■ **Task statement**
The records that follow must be reproduced in full, exactly as written.

■ **Input data**
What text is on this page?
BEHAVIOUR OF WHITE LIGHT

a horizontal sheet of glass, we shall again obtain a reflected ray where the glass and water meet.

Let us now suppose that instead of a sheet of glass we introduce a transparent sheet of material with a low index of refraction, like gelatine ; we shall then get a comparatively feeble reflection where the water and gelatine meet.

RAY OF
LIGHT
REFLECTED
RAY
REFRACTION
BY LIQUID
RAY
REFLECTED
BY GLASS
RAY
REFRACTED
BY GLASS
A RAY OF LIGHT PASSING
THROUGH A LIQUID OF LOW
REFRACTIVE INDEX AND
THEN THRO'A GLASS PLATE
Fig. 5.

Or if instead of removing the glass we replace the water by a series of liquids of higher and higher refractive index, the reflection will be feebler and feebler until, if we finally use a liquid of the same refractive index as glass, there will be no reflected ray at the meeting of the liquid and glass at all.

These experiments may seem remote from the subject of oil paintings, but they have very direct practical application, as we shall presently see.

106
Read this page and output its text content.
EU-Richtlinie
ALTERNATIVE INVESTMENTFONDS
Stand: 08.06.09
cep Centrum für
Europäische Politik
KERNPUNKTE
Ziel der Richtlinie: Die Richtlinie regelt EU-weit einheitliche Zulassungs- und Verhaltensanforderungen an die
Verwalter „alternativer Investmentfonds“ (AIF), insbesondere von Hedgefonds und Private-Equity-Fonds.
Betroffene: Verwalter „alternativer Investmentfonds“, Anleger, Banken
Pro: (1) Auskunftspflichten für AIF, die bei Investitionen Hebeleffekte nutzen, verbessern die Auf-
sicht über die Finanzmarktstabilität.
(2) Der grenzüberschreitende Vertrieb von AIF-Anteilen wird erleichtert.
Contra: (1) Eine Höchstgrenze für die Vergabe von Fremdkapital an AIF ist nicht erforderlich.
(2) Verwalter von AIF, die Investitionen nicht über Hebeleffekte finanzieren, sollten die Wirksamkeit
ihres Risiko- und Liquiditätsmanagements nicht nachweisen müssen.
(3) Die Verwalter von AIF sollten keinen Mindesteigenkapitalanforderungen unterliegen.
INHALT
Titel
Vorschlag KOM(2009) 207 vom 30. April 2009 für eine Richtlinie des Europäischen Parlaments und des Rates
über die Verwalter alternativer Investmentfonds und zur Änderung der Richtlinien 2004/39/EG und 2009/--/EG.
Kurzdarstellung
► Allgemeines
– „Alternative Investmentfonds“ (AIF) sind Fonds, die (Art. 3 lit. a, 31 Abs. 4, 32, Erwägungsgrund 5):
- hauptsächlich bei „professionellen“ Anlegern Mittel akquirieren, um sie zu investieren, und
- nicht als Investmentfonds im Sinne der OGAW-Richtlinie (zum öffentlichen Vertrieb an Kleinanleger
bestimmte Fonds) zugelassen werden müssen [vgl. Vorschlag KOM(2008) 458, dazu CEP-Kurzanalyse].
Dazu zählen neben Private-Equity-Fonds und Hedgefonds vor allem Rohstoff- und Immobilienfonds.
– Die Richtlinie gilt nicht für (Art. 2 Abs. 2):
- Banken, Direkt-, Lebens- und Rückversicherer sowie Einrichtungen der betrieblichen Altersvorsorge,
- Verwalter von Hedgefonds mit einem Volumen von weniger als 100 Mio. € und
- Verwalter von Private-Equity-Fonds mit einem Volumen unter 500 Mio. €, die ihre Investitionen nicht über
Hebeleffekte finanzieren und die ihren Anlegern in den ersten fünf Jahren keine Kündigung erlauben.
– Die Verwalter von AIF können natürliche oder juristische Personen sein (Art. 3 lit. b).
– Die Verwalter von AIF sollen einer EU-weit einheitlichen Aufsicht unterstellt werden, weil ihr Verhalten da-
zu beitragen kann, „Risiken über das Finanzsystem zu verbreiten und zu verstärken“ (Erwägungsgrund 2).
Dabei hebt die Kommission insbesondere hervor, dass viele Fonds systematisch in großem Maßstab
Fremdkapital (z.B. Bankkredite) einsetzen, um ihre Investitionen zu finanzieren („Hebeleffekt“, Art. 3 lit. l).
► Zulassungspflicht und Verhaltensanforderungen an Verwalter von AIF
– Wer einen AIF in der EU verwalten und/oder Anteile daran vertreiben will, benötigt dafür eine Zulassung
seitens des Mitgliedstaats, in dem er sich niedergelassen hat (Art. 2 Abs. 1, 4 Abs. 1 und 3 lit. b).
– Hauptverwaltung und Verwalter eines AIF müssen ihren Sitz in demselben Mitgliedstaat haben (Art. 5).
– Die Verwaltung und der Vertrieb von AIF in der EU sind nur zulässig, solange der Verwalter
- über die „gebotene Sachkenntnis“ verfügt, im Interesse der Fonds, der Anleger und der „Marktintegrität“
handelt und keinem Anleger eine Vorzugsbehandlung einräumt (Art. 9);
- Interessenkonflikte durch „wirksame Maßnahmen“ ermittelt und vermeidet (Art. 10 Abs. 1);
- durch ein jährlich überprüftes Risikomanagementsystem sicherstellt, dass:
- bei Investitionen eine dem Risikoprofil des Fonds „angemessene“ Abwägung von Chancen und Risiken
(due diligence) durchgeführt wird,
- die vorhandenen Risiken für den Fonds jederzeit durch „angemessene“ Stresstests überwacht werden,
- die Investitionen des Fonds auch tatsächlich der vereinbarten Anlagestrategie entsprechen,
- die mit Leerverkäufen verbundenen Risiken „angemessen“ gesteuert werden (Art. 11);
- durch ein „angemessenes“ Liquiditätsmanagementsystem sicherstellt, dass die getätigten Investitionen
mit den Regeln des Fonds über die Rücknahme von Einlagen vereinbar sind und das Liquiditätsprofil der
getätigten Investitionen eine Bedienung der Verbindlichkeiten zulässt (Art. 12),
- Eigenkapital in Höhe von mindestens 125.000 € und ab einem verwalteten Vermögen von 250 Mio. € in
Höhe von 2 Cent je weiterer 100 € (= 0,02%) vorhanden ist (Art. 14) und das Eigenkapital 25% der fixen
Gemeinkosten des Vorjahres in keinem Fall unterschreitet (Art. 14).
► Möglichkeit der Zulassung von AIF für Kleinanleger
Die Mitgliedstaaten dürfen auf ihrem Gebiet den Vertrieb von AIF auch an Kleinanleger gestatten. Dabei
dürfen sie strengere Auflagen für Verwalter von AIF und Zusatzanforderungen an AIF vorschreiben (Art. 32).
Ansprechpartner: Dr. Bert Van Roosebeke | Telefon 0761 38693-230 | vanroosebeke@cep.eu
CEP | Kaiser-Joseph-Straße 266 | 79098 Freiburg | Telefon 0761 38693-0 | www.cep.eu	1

■ **Exercise response**
What text is on this page?
BEHAVIOUR OF WHITE LIGHT

a horizontal sheet of glass, we shall again obtain a reflected ray where the glass and water meet.

Let us now suppose that instead of a sheet of glass we introduce a transparent sheet of material with a low index of refraction, like gelatine ; we shall then get a comparatively feeble reflection where the water and gelatine meet.

RAY OF
LIGHT
REFLECTED
RAY
REFRACTION
BY LIQUID
RAY
REFLECTED
BY GLASS
RAY
REFRACTED
BY GLASS
A RAY OF LIGHT PASSING
THROUGH A LIQUID OF LOW
REFRACTIVE INDEX AND
THEN THRO'A GLASS PLATE
Fig. 5.

Or if instead of removing the glass we replace the water by a series of liquids of higher and higher refractive index, the reflection will be feebler and feebler until, if we finally use a liquid of the same refractive index as glass, there will be no reflected ray at the meeting of the liquid and glass at all.

These experiments may seem remote from the subject of oil paintings, but they have very direct practical application, as we shall presently see.

106
Read this page and output its text content.
EU-Richtlinie
ALTERNATIVE INVESTMENTFONDS
Stand: 08.06.09
cep Centrum für
Europäische Politik
KERNPUNKTE
Ziel der Richtlinie: Die Richtlinie regelt EU-weit einheitliche Zulassungs- und Verhaltensanforderungen an die
Verwalter „alternativer Investmentfonds“ (AIF), insbesondere von Hedgefonds und Private-Equity-Fonds.
Betroffene: Verwalter „alternativer Investmentfonds“, Anleger, Banken
Pro: (1) Auskunftspflichten für AIF, die bei Investitionen Hebeleffekte nutzen, verbessern die Auf-
sicht über die Finanzmarktstabilität.
(2) Der grenzüberschreitende Vertrieb von AIF-Anteilen wird erleichtert.
Contra: (1) Eine Höchstgrenze für die Vergabe von Fremdkapital an AIF ist nicht erforderlich.
(2) Verwalter von AIF, die Investitionen nicht über Hebeleffekte finanzieren, sollten die Wirksamkeit
ihres Risiko- und Liquiditätsmanagements nicht nachweisen müssen.
(3) Die Verwalter von AIF sollten keinen Mindesteigenkapitalanforderungen unterliegen.
INHALT
Titel
Vorschlag KOM(2009) 207 vom 30. April 2009 für eine Richtlinie des Europäischen Parlaments und des Rates
über die Verwalter alternativer Investmentfonds und zur Änderung der Richtlinien 2004/39/EG und 2009/--/EG.
Kurzdarstellung
► Allgemeines
– „Alternative Investmentfonds“ (AIF) sind Fonds, die (Art. 3 lit. a, 31 Abs. 4, 32, Erwägungsgrund 5):
- hauptsächlich bei „professionellen“ Anlegern Mittel akquirieren, um sie zu investieren, und
- nicht als Investmentfonds im Sinne der OGAW-Richtlinie (zum öffentlichen Vertrieb an Kleinanleger
bestimmte Fonds) zugelassen werden müssen [vgl. Vorschlag KOM(2008) 458, dazu CEP-Kurzanalyse].
Dazu zählen neben Private-Equity-Fonds und Hedgefonds vor allem Rohstoff- und Immobilienfonds.
– Die Richtlinie gilt nicht für (Art. 2 Abs. 2):
- Banken, Direkt-, Lebens- und Rückversicherer sowie Einrichtungen der betrieblichen Altersvorsorge,
- Verwalter von Hedgefonds mit einem Volumen von weniger als 100 Mio. € und
- Verwalter von Private-Equity-Fonds mit einem Volumen unter 500 Mio. €, die ihre Investitionen nicht über
Hebeleffekte finanzieren und die ihren Anlegern in den ersten fünf Jahren keine Kündigung erlauben.
– Die Verwalter von AIF können natürliche oder juristische Personen sein (Art. 3 lit. b).
– Die Verwalter von AIF sollen einer EU-weit einheitlichen Aufsicht unterstellt werden, weil ihr Verhalten da-
zu beitragen kann, „Risiken über das Finanzsystem zu verbreiten und zu verstärken“ (Erwägungsgrund 2).
Dabei hebt die Kommission insbesondere hervor, dass viele Fonds systematisch in großem Maßstab
Fremdkapital (z.B. Bankkredite) einsetzen, um ihre Investitionen zu finanzieren („Hebeleffekt“, Art. 3 lit. l).
► Zulassungspflicht und Verhaltensanforderungen an Verwalter von AIF
– Wer einen AIF in der EU verwalten und/oder Anteile daran vertreiben will, benötigt dafür eine Zulassung
seitens des Mitgliedstaats, in dem er sich niedergelassen hat (Art. 2 Abs. 1, 4 Abs. 1 und 3 lit. b).
– Hauptverwaltung und Verwalter eines AIF müssen ihren Sitz in demselben Mitgliedstaat haben (Art. 5).
– Die Verwaltung und der Vertrieb von AIF in der EU sind nur zulässig, solange der Verwalter
- über die „gebotene Sachkenntnis“ verfügt, im Interesse der Fonds, der Anleger und der „Marktintegrität“
handelt und keinem Anleger eine Vorzugsbehandlung einräumt (Art. 9);
- Interessenkonflikte durch „wirksame Maßnahmen“ ermittelt und vermeidet (Art. 10 Abs. 1);
- durch ein jährlich überprüftes Risikomanagementsystem sicherstellt, dass:
- bei Investitionen eine dem Risikoprofil des Fonds „angemessene“ Abwägung von Chancen und Risiken
(due diligence) durchgeführt wird,
- die vorhandenen Risiken für den Fonds jederzeit durch „angemessene“ Stresstests überwacht werden,
- die Investitionen des Fonds auch tatsächlich der vereinbarten Anlagestrategie entsprechen,
- die mit Leerverkäufen verbundenen Risiken „angemessen“ gesteuert werden (Art. 11);
- durch ein „angemessenes“ Liquiditätsmanagementsystem sicherstellt, dass die getätigten Investitionen
mit den Regeln des Fonds über die Rücknahme von Einlagen vereinbar sind und das Liquiditätsprofil der
getätigten Investitionen eine Bedienung der Verbindlichkeiten zulässt (Art. 12),
- Eigenkapital in Höhe von mindestens 125.000 € und ab einem verwalteten Vermögen von 250 Mio. € in
Höhe von 2 Cent je weiterer 100 € (= 0,02%) vorhanden ist (Art. 14) und das Eigenkapital 25% der fixen
Gemeinkosten des Vorjahres in keinem Fall unterschreitet (Art. 14).
► Möglichkeit der Zulassung von AIF für Kleinanleger
Die Mitgliedstaaten dürfen auf ihrem Gebiet den Vertrieb von AIF auch an Kleinanleger gestatten. Dabei
dürfen sie strengere Auflagen für Verwalter von AIF und Zusatzanforderungen an AIF vorschreiben (Art. 32).
Ansprechpartner: Dr. Bert Van Roosebeke | Telefon 0761 38693-230 | vanroosebeke@cep.eu
CEP | Kaiser-Joseph-Straße 266 | 79098 Freiburg | Telefon 0761 38693-0 | www.cep.eu	1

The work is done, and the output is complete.